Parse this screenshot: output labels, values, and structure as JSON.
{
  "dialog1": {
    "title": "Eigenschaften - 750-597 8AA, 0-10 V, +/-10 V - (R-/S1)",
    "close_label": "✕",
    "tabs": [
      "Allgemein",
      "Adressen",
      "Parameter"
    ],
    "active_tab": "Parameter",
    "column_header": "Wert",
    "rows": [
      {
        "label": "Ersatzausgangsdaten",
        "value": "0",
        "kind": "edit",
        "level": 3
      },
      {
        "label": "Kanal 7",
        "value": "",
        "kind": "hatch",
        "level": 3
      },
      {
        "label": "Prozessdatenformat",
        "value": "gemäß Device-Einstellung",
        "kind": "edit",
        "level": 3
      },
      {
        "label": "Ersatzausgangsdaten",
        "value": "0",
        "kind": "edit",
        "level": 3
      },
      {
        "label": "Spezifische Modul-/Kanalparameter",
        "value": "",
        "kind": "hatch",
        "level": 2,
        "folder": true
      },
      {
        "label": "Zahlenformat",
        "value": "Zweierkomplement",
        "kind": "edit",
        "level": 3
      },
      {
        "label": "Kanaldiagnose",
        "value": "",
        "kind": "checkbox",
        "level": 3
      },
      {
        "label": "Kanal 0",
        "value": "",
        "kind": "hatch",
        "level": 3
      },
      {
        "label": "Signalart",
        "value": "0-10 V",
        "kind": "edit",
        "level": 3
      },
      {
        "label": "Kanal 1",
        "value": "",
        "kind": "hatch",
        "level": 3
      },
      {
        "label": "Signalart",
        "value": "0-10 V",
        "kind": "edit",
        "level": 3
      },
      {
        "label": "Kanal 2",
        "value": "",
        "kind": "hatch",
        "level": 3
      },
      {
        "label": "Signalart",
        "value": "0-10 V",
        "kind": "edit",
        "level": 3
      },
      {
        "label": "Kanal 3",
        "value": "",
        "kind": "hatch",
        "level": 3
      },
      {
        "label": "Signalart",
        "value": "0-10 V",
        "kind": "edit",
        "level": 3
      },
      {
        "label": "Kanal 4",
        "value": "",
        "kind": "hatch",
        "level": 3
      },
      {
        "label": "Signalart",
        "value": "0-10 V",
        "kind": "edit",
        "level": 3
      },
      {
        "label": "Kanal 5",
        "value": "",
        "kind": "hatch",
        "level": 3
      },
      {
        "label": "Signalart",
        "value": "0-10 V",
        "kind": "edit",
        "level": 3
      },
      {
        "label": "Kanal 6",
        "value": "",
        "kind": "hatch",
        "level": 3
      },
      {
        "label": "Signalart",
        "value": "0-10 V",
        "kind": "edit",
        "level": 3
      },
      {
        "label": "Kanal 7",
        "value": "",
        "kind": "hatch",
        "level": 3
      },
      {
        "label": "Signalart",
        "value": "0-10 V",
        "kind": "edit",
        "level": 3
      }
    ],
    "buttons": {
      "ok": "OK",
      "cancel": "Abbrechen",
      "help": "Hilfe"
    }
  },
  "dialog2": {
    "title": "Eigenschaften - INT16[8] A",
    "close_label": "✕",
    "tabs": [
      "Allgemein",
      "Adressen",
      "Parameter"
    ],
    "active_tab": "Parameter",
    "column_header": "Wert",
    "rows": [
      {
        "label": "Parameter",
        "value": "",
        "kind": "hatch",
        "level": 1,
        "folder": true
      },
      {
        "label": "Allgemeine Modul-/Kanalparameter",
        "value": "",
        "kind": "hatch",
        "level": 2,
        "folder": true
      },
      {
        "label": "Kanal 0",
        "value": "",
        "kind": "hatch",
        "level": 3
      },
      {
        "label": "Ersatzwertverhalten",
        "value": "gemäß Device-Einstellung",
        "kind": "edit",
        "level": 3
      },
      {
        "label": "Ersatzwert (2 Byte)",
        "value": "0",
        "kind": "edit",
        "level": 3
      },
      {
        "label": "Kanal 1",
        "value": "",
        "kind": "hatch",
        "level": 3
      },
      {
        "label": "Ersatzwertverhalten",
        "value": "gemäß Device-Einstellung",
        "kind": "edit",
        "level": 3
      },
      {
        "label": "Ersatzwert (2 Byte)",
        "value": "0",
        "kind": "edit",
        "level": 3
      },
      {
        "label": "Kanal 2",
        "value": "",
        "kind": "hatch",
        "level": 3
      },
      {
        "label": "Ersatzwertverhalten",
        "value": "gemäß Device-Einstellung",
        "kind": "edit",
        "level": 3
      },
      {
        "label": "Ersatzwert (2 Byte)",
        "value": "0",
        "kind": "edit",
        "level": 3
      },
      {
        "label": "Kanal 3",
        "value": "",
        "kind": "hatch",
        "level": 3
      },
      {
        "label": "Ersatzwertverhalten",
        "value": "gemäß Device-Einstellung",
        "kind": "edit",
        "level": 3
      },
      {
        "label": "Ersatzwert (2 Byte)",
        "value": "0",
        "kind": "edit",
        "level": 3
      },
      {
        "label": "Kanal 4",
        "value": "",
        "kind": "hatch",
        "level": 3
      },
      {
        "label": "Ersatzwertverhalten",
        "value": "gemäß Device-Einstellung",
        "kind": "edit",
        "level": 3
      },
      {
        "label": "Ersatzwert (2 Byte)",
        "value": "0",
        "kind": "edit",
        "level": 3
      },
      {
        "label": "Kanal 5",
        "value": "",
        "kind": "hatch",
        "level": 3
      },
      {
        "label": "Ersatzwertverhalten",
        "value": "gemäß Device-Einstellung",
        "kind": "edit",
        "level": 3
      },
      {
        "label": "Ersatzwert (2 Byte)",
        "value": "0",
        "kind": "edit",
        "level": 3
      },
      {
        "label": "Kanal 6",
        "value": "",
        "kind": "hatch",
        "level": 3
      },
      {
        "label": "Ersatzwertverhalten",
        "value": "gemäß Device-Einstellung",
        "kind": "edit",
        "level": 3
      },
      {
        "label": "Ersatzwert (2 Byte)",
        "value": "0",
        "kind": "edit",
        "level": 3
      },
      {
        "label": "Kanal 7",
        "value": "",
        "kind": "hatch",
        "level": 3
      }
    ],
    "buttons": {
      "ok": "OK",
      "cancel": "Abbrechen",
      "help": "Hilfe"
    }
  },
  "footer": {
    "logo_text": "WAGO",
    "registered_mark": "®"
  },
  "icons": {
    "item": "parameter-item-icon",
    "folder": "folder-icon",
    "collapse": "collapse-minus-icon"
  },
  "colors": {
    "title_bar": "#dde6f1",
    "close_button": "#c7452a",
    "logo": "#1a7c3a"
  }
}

----

## REQUEST
Wherever the string "Modul" appears in the entries above, list that line.

## FINAL RESULT
        "label": "Spezifische Modul-/Kanalparameter",
        "label": "Allgemeine Modul-/Kanalparameter",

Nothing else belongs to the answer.